● STATED PROBLEM
Check each line of the listing below for the string "been", and copy the ones that have it.

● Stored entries
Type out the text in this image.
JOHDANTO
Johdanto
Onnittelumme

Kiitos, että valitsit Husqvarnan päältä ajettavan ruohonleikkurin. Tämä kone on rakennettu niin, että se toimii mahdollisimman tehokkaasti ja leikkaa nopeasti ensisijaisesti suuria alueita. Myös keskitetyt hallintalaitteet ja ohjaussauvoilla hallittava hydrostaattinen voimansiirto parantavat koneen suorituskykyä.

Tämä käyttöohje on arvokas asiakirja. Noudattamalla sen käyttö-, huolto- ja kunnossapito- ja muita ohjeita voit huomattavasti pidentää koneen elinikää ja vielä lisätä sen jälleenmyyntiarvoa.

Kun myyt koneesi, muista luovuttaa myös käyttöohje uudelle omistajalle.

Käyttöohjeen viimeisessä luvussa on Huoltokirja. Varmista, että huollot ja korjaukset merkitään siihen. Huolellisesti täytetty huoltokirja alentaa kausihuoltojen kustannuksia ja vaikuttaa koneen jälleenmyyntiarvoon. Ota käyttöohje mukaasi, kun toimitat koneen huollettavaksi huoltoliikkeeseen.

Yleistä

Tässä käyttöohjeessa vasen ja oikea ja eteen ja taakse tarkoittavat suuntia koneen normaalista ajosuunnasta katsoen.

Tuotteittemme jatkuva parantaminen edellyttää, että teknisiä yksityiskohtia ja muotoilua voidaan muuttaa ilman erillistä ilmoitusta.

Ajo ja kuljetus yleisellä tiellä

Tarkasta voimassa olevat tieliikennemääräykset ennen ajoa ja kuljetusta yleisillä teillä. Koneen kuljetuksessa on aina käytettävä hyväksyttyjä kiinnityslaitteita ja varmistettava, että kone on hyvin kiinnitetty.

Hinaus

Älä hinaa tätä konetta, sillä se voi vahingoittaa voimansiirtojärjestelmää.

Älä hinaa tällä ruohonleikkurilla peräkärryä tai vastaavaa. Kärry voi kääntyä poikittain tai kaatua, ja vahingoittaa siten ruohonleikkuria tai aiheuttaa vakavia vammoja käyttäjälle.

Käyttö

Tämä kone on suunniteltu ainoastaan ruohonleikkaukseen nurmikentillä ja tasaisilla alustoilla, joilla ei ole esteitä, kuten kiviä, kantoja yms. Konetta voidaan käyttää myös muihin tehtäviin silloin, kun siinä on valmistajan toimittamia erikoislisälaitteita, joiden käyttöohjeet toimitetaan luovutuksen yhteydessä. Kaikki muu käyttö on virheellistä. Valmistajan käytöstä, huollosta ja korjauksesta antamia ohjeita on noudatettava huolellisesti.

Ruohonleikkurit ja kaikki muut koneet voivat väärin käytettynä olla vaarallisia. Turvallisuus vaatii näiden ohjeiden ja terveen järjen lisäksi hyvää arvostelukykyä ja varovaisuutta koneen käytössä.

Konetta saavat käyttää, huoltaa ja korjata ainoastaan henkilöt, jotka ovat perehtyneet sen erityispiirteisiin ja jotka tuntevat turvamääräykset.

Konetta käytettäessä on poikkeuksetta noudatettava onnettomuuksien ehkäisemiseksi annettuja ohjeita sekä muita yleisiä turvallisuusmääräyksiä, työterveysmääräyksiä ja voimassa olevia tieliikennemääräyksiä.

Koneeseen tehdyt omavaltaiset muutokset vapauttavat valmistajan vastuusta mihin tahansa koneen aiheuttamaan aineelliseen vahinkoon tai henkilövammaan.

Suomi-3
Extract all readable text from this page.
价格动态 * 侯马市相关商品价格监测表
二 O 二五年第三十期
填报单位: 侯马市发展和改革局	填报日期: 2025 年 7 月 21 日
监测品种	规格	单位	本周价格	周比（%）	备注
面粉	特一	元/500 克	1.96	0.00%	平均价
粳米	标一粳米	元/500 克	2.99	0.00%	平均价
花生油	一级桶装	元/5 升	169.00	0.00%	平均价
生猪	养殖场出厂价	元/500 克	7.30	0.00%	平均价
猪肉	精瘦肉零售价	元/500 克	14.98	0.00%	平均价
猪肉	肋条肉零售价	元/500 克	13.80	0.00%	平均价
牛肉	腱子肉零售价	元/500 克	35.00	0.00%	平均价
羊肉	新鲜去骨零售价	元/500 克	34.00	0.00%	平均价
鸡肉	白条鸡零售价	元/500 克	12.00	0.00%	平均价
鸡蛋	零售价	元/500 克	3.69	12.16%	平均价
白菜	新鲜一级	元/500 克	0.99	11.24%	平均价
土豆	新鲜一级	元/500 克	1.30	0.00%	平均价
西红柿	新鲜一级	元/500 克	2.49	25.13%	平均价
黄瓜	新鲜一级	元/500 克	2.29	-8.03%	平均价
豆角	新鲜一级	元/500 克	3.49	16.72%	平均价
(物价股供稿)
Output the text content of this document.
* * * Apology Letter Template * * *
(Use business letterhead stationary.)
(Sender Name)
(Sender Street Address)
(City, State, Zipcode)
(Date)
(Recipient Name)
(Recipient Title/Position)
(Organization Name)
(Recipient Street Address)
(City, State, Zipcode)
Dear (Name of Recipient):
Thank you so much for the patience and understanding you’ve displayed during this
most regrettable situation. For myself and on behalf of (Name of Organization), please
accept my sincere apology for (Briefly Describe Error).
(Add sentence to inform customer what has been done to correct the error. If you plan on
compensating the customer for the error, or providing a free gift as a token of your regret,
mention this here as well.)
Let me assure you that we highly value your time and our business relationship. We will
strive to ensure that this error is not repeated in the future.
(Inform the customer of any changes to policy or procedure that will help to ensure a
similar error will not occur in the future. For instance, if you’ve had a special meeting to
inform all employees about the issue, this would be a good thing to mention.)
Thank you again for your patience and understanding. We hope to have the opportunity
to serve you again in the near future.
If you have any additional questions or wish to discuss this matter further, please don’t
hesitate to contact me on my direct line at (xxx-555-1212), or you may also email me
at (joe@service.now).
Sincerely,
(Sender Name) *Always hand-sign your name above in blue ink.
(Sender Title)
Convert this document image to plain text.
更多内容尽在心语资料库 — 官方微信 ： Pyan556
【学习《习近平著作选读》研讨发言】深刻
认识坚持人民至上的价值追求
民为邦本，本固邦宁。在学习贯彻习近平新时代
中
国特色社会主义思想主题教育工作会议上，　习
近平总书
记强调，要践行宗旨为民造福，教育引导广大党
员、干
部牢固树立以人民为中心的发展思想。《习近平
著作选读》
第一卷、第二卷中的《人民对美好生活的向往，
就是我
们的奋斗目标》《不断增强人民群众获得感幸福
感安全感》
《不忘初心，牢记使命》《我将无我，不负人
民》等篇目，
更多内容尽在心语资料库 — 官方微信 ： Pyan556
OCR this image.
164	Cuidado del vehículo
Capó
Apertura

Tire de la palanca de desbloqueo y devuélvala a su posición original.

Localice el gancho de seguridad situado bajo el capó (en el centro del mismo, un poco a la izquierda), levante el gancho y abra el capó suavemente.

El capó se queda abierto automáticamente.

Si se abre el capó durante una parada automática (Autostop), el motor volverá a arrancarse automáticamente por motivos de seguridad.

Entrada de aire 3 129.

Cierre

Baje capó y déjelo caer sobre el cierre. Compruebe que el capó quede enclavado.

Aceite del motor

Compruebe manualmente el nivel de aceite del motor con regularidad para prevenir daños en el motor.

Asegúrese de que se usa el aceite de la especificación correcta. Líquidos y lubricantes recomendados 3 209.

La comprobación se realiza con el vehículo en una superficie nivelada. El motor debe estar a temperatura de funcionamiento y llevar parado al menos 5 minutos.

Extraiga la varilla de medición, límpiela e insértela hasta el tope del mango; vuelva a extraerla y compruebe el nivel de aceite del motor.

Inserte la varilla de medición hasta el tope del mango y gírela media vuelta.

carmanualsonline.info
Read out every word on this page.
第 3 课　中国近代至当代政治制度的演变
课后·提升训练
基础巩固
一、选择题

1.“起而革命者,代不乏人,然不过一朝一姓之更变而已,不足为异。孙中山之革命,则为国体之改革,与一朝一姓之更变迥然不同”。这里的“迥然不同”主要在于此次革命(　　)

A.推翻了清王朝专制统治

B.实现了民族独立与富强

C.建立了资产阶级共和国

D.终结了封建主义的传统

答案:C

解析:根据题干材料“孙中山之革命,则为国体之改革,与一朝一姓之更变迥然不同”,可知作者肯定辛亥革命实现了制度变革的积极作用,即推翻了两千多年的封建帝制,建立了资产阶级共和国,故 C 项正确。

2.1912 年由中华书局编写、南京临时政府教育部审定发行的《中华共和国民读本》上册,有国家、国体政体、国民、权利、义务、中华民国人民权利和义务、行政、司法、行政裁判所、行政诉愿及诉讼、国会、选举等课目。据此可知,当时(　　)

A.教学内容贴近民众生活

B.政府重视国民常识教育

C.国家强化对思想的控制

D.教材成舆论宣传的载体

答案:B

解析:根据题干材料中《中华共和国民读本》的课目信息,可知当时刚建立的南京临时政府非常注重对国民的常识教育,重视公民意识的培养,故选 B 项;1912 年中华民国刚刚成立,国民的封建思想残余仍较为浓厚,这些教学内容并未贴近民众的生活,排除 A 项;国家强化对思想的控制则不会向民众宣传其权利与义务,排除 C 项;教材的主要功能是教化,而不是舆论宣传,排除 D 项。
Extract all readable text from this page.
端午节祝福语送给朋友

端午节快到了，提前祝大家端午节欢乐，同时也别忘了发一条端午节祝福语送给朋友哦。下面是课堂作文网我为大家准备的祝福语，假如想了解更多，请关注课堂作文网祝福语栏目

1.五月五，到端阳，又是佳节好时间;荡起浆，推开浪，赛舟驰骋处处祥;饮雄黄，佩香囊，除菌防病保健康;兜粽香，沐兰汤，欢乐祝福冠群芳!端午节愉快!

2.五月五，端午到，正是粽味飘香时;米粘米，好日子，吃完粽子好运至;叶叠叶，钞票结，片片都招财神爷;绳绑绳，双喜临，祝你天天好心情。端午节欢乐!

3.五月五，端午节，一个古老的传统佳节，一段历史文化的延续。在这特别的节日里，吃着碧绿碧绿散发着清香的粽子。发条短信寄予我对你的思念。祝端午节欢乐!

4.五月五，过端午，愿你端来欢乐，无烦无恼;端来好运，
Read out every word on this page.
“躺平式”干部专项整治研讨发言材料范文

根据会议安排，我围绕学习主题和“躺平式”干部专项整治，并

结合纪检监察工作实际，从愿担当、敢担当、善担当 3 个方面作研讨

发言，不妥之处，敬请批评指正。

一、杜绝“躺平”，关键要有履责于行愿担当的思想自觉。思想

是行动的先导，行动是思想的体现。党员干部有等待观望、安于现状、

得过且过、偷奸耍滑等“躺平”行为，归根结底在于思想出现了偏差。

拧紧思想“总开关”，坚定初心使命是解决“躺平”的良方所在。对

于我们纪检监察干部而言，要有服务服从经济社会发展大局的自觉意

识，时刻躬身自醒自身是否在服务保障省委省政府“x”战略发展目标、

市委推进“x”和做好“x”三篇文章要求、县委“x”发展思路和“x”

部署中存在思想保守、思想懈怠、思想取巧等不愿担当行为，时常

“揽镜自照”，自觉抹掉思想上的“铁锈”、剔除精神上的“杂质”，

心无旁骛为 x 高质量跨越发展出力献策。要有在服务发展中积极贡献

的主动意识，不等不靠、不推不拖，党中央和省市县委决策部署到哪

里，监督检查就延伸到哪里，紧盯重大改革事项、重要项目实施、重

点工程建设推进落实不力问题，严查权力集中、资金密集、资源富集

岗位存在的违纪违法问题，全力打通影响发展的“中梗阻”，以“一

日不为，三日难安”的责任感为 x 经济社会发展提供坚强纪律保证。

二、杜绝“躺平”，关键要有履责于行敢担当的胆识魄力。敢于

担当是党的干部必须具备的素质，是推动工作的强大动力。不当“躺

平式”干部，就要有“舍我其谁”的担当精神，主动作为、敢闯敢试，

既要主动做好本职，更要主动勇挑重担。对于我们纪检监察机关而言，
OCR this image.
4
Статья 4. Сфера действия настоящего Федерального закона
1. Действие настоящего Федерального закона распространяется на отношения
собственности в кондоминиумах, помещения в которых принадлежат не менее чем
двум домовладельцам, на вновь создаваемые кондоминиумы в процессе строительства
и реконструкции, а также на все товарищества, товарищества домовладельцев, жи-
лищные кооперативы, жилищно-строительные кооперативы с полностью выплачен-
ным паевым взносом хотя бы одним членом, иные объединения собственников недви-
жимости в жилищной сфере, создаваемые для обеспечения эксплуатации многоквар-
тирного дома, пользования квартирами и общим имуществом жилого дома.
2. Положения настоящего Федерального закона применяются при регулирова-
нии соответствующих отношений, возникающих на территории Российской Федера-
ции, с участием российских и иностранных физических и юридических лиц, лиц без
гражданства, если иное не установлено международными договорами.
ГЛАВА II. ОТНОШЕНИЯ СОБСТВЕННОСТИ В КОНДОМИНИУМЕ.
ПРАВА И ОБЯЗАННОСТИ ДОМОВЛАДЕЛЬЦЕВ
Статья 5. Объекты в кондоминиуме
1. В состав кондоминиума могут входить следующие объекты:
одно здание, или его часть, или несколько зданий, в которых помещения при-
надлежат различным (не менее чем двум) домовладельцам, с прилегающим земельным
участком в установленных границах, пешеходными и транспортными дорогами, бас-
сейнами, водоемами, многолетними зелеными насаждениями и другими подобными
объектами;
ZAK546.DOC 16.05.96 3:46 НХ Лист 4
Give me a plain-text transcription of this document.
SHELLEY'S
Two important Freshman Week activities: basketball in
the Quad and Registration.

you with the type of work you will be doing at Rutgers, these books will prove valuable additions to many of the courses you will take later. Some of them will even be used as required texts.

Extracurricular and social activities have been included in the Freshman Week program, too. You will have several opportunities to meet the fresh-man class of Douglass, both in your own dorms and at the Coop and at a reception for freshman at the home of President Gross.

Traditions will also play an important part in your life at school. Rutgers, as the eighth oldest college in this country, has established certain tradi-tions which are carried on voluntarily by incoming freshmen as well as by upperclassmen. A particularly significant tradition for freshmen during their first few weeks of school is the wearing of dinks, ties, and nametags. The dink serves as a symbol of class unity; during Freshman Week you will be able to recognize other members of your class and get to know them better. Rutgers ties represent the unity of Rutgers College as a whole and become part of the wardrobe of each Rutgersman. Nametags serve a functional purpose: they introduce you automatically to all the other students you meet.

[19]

● FINAL ANSWER
(Add sentence to inform customer what has been done to correct the error. If you plan on
Extracurricular and social activities have been included in the Freshman Week program, too. You will have several opportunities to meet the fresh-man class of Douglass, both in your own dorms and at the Coop and at a reception for freshman at the home of President Gross.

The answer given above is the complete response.